• _What to work on_
Update the lines from the one containing "- list-item: • Restricciones" down to the one containing "- job-block-surtigas: [42, 779, 325, 885]" by replacing "company-divider" with "section-divider", leaving everything else unchanged.

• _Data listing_
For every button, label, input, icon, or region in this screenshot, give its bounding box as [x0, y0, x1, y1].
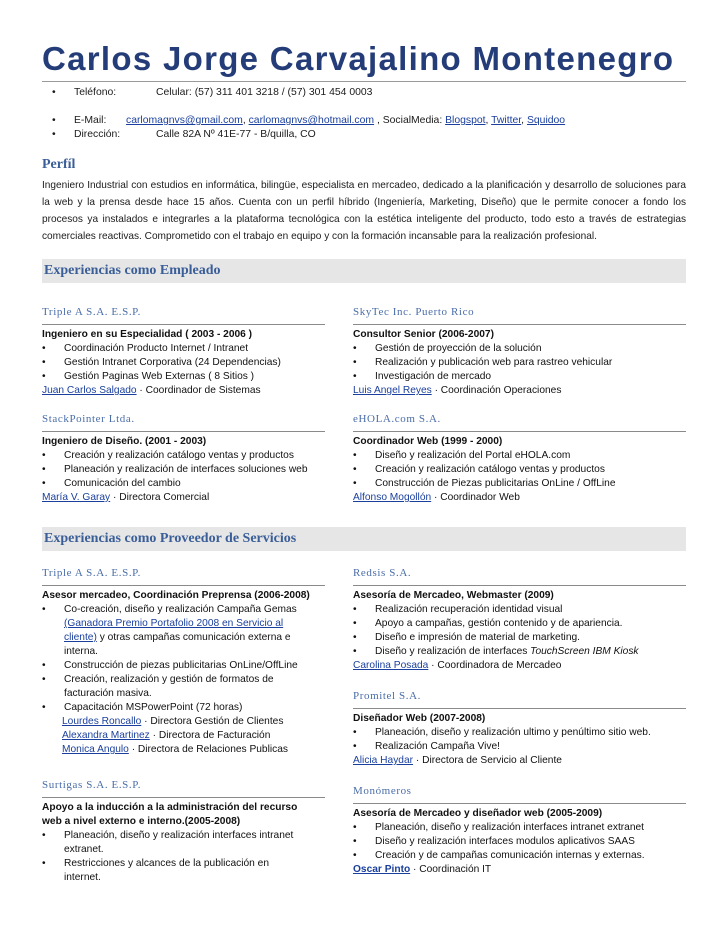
- list-item: • Restricciones y alcances de la publicación en internet.: [42, 858, 269, 883]
- job-role: Asesoría de Mercadeo, Webmaster (2009): [353, 590, 554, 601]
- reference-title: · Directora de Relaciones Publicas: [131, 744, 288, 755]
- email-label: E-Mail:: [74, 115, 107, 126]
- job-block-skytec: [353, 306, 686, 398]
- company-divider: [353, 803, 686, 804]
- company-name: Monómeros: [353, 785, 412, 797]
- email-link-gmail[interactable]: carlomagnvs@gmail.com: [126, 115, 243, 126]
- list-item: • Construcción de Piezas publicitarias OnLine / OffLine: [353, 478, 616, 489]
- list-item: • Apoyo a campañas, gestión contenido y de apariencia.: [353, 618, 623, 629]
- list-item: • Planeación, diseño y realización interfaces intranet extranet.: [42, 830, 294, 855]
- list-item: • Diseño e impresión de material de marketing.: [353, 632, 580, 643]
- list-item: • Planeación, diseño y realización ultimo y penúltimo sitio web.: [353, 727, 651, 738]
- social-link-squidoo[interactable]: Squidoo: [526, 115, 566, 126]
- job-block-triple-a: [42, 306, 325, 398]
- candidate-name: Carlos Jorge Carvajalino Montenegro: [42, 40, 675, 77]
- reference: [42, 491, 325, 505]
- reference-link[interactable]: Alicia Haydar: [353, 755, 414, 766]
- reference: [353, 659, 686, 673]
- reference: [42, 715, 325, 729]
- list-item: • Co-creación, diseño y realización Campaña Gemas (Ganadora Premio Portafolio 2008 en Servicio al cliente) y otras campañas comunicación externa e interna.: [42, 604, 297, 657]
- company-divider: [353, 324, 686, 325]
- reference: [42, 729, 325, 743]
- reference-link[interactable]: Luis Angel Reyes: [353, 385, 432, 396]
- list-item: • Diseño y realización del Portal eHOLA.com: [353, 450, 571, 461]
- list-item: • Construcción de piezas publicitarias OnLine/OffLine: [42, 660, 298, 671]
- reference: [353, 754, 686, 768]
- reference-link[interactable]: Oscar Pinto: [353, 864, 411, 875]
- job-block-surtigas: [42, 779, 325, 885]
- perfil-heading: Perfíl: [42, 157, 76, 172]
- company-name: StackPointer Ltda.: [42, 413, 135, 425]
- company-name: Promitel S.A.: [353, 690, 421, 702]
- section-band-empleado: [42, 259, 686, 283]
- list-item: • Comunicación del cambio: [42, 478, 181, 489]
- company-name: Triple A S.A. E.S.P.: [42, 306, 142, 318]
- address-value: Calle 82A Nº 41E-77 - B/quilla, CO: [156, 129, 316, 140]
- list-item: • Planeación y realización de interfaces soluciones web: [42, 464, 308, 475]
- list-item: • Planeación, diseño y realización interfaces intranet extranet: [353, 822, 644, 833]
- name-divider: [42, 81, 686, 82]
- job-block-redsis: [353, 567, 686, 673]
- reference-link[interactable]: María V. Garay: [42, 492, 111, 503]
- reference-title: · Directora Gestión de Clientes: [144, 716, 284, 727]
- list-item: • Creación y de campañas comunicación internas y externas.: [353, 850, 645, 861]
- company-name: Triple A S.A. E.S.P.: [42, 567, 142, 579]
- list-item: • Investigación de mercado: [353, 371, 492, 382]
- bullet: •: [52, 115, 56, 126]
- job-role: Asesoría de Mercadeo y diseñador web (2005-2009): [353, 808, 603, 819]
- reference: [353, 863, 686, 877]
- perfil-text: Ingeniero Industrial con estudios en informática, bilingüe, especialista en mercadeo, dedicado a la planificación y desarrollo de soluciones para la web y la prensa desde hace 15 años. Cuenta con un perfil híbrido (Ingeniería, Marketing, Diseño) que le permite conocer a fondo los procesos ya instalados e integrarles a la plataforma tecnológica con la estética inteligente del producto, todo esto a través de estrategias comerciales reactivas. Comprometido con el trabajo en equipo y con la formación incansable para la realización profesional.: [42, 180, 686, 242]
- phone-value: Celular: (57) 311 401 3218 / (57) 301 454 0003: [156, 87, 373, 98]
- list-item: • Realización recuperación identidad visual: [353, 604, 563, 615]
- reference-link[interactable]: Alfonso Mogollón: [353, 492, 432, 503]
- address-label: Dirección:: [74, 129, 121, 140]
- list-item: • Realización Campaña Vive!: [353, 741, 500, 752]
- list-item: • Diseño y realización de interfaces TouchScreen IBM Kiosk: [353, 646, 639, 657]
- reference-title: · Coordinación IT: [410, 864, 492, 875]
- reference-title: · Directora de Facturación: [152, 730, 271, 741]
- section-heading: Experiencias como Proveedor de Servicios: [44, 531, 297, 546]
- company-name: Redsis S.A.: [353, 567, 412, 579]
- reference-title: · Coordinadora de Mercadeo: [431, 660, 562, 671]
- reference-link[interactable]: Lourdes Roncallo: [62, 716, 142, 727]
- social-link-blogspot[interactable]: Blogspot: [445, 115, 486, 126]
- job-role: Apoyo a la inducción a la administración del recurso web a nivel externo e interno.(2005-2008): [42, 802, 298, 827]
- award-link[interactable]: (Ganadora Premio Portafolio 2008 en Servicio al cliente): [64, 618, 284, 643]
- job-role: Ingeniero de Diseño. (2001 - 2003): [42, 436, 207, 447]
- list-item: • Capacitación MSPowerPoint (72 horas): [42, 702, 243, 713]
- company-divider: [42, 797, 325, 798]
- social-link-twitter[interactable]: Twitter: [491, 115, 522, 126]
- reference-title: · Directora Comercial: [112, 492, 210, 503]
- social-label: , SocialMedia:: [376, 115, 443, 126]
- company-divider: [42, 431, 325, 432]
- list-item: • Gestión Paginas Web Externas ( 8 Sitios ): [42, 371, 255, 382]
- list-item: • Coordinación Producto Internet / Intranet: [42, 343, 249, 354]
- job-role: Coordinador Web (1999 - 2000): [353, 436, 503, 447]
- reference: [353, 491, 686, 505]
- job-role: Diseñador Web (2007-2008): [353, 713, 486, 724]
- list-item: • Creación, realización y gestión de formatos de facturación masiva.: [42, 674, 274, 699]
- phone-label: Teléfono:: [74, 87, 117, 98]
- company-name: eHOLA.com S.A.: [353, 413, 441, 425]
- email-separator: ,: [242, 115, 246, 126]
- list-item: • Realización y publicación web para rastreo vehicular: [353, 357, 613, 368]
- company-divider: [353, 431, 686, 432]
- bullet: •: [52, 87, 56, 98]
- list-item: • Gestión Intranet Corporativa (24 Dependencias): [42, 357, 281, 368]
- job-block-triple-a-services: [42, 567, 325, 757]
- list-item: • Creación y realización catálogo ventas y productos: [353, 464, 605, 475]
- job-role: Ingeniero en su Especialidad ( 2003 - 2006 ): [42, 329, 253, 340]
- reference-link[interactable]: Carolina Posada: [353, 660, 429, 671]
- reference-title: · Coordinación Operaciones: [434, 385, 562, 396]
- list-item: • Diseño y realización interfaces modulos aplicativos SAAS: [353, 836, 635, 847]
- job-role: Asesor mercadeo, Coordinación Preprensa (2006-2008): [42, 590, 310, 601]
- section-heading: Experiencias como Empleado: [44, 263, 221, 278]
- resume-page: Carlos Jorge Carvajalino Montenegro • Teléfono: Celular: (57) 311 401 3218 / (57) 301 454 0003 • E-Mail: carlomagnvs@gmail.com, carlomagnvs@hotmail.com , SocialMedia: Blogspot, Twitter, Squidoo • Dirección: Calle 82A Nº 41E-77 - B/quilla, CO Perfíl Ingeniero Industrial con estudios en informática, bilingüe, especialista en mercadeo, dedicado a la planificación y desarrollo de soluciones para la web y la prensa desde hace 15 años. Cuenta con un perfil híbrido (Ingeniería, Marketing, Diseño) que le permite conocer a fondo los procesos ya instalados e integrarles a la plataforma tecnológica con la estética inteligente del producto, todo esto a través de estrategias comerciales reactivas. Comprometido con el trabajo en equipo y con la formación incansable para la realización profesional. Experiencias como Empleado Triple A S.A. E.S.P. Ingeniero en su Especialidad ( 2003 - 2006 ) • Coordinación Producto Internet / Intranet • Gestión Intranet Corporativa (24 Dependencias) • Gestión Paginas Web Externas ( 8 Sitios ) Juan Carlos Salgado · Coordinador de Sistemas SkyTec Inc. Puerto Rico Consultor Senior (2006-2007) • Gestión de proyección de la solución • Realización y publicación web para rastreo vehicular • Investigación de mercado Luis Angel Reyes · Coordinación Operaciones StackPointer Ltda. Ingeniero de Diseño. (2001 - 2003) • Creación y realización catálogo ventas y productos • Planeación y realización de interfaces soluciones web • Comunicación del cambio María V. Garay · Directora Comercial eHOLA.com S.A. Coordinador Web (1999 - 2000) • Diseño y realización del Portal eHOLA.com • Creación y realización catálogo ventas y productos • Construcción de Piezas publicitarias OnLine / OffLine Alfonso Mogollón · Coordinador Web Experiencias como Proveedor de Servicios Triple A S.A. E.S.P. Asesor mercadeo, Coordinación Preprensa (2006-2008) • Co-creación, diseño y realización Campaña Gemas (Ganadora Premio Portafolio 2008 en Servicio al cliente) y otras campañas comunicación externa e interna. • Construcción de piezas publicitarias OnLine/OffLine • Creación, realización y gestión de formatos de facturación masiva. • Capacitación MSPowerPoint (72 horas) Lourdes Roncallo · Directora Gestión de Clientes Alexandra Martinez · Directora de Facturación Monica Angulo · Directora de Relaciones Publicas Surtigas S.A. E.S.P. Apoyo a la inducción a la administración del recurso web a nivel externo e interno.(2005-2008) • Planeación, diseño y realización interfaces intranet extranet. • Restricciones y alcances de la publicación en internet. Redsis S.A. Asesoría de Mercadeo, Webmaster (2009) • Realización recuperación identidad visual • Apoyo a campañas, gestión contenido y de apariencia. • Diseño e impresión de material de marketing. • Diseño y realización de interfaces TouchScreen IBM Kiosk Carolina Posada · Coordinadora de Mercadeo Promitel S.A. Diseñador Web (2007-2008) • Planeación, diseño y realización ultimo y penúltimo sitio web. • Realización Campaña Vive! Alicia Haydar · Directora de Servicio al Cliente Monómeros Asesoría de Mercadeo y diseñador web (2005-2009) • Planeación, diseño y realización interfaces intranet extranet • Diseño y realización interfaces modulos aplicativos SAAS • Creación y de campañas comunicación internas y externas. Oscar Pinto · Coordinación IT: [0, 0, 728, 942]
- company-divider: [353, 585, 686, 586]
- section-band-proveedor: [42, 527, 686, 551]
- company-divider: [42, 324, 325, 325]
- job-block-monomeros: [353, 785, 686, 877]
- reference-title: · Coordinador Web: [434, 492, 520, 503]
- list-item: • Creación y realización catálogo ventas y productos: [42, 450, 294, 461]
- company-divider: [353, 708, 686, 709]
- company-name: Surtigas S.A. E.S.P.: [42, 779, 142, 791]
- reference-title: · Directora de Servicio al Cliente: [415, 755, 562, 766]
- reference-link[interactable]: Monica Angulo: [62, 744, 129, 755]
- job-block-promitel: [353, 690, 686, 768]
- reference: [353, 384, 686, 398]
- job-role: Consultor Senior (2006-2007): [353, 329, 494, 340]
- reference-link[interactable]: Alexandra Martinez: [62, 730, 150, 741]
- reference-link[interactable]: Juan Carlos Salgado: [42, 385, 137, 396]
- email-link-hotmail[interactable]: carlomagnvs@hotmail.com: [248, 115, 375, 126]
- company-name: SkyTec Inc. Puerto Rico: [353, 306, 475, 318]
- reference: [42, 384, 325, 398]
- bullet: •: [52, 129, 56, 140]
- reference-title: · Coordinador de Sistemas: [139, 385, 261, 396]
- company-divider: [42, 585, 325, 586]
- list-item: • Gestión de proyección de la solución: [353, 343, 542, 354]
- job-block-stackpointer: [42, 413, 325, 505]
- job-block-ehola: [353, 413, 686, 505]
- reference: [42, 743, 325, 757]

• _Output below_
- list-item: • Restricciones y alcances de la publicación en internet.: [42, 858, 269, 883]
- job-role: Asesoría de Mercadeo, Webmaster (2009): [353, 590, 554, 601]
- reference-title: · Directora de Relaciones Publicas: [131, 744, 288, 755]
- email-label: E-Mail:: [74, 115, 107, 126]
- job-block-skytec: [353, 306, 686, 398]
- section-divider: [353, 803, 686, 804]
- company-name: Monómeros: [353, 785, 412, 797]
- email-link-gmail[interactable]: carlomagnvs@gmail.com: [126, 115, 243, 126]
- list-item: • Construcción de Piezas publicitarias OnLine / OffLine: [353, 478, 616, 489]
- list-item: • Apoyo a campañas, gestión contenido y de apariencia.: [353, 618, 623, 629]
- list-item: • Planeación, diseño y realización interfaces intranet extranet.: [42, 830, 294, 855]
- list-item: • Diseño e impresión de material de marketing.: [353, 632, 580, 643]
- list-item: • Planeación, diseño y realización ultimo y penúltimo sitio web.: [353, 727, 651, 738]
- social-link-squidoo[interactable]: Squidoo: [526, 115, 566, 126]
- job-block-triple-a: [42, 306, 325, 398]
- candidate-name: Carlos Jorge Carvajalino Montenegro: [42, 40, 675, 77]
- reference: [42, 491, 325, 505]
- reference-link[interactable]: Alicia Haydar: [353, 755, 414, 766]
- reference: [353, 659, 686, 673]
- reference: [42, 715, 325, 729]
- list-item: • Co-creación, diseño y realización Campaña Gemas (Ganadora Premio Portafolio 2008 en Servicio al cliente) y otras campañas comunicación externa e interna.: [42, 604, 297, 657]
- section-divider: [353, 324, 686, 325]
- reference: [42, 729, 325, 743]
- reference-link[interactable]: Luis Angel Reyes: [353, 385, 432, 396]
- list-item: • Diseño y realización del Portal eHOLA.com: [353, 450, 571, 461]
- list-item: • Construcción de piezas publicitarias OnLine/OffLine: [42, 660, 298, 671]
- reference: [353, 754, 686, 768]
- reference-link[interactable]: Oscar Pinto: [353, 864, 411, 875]
- job-block-surtigas: [42, 779, 325, 885]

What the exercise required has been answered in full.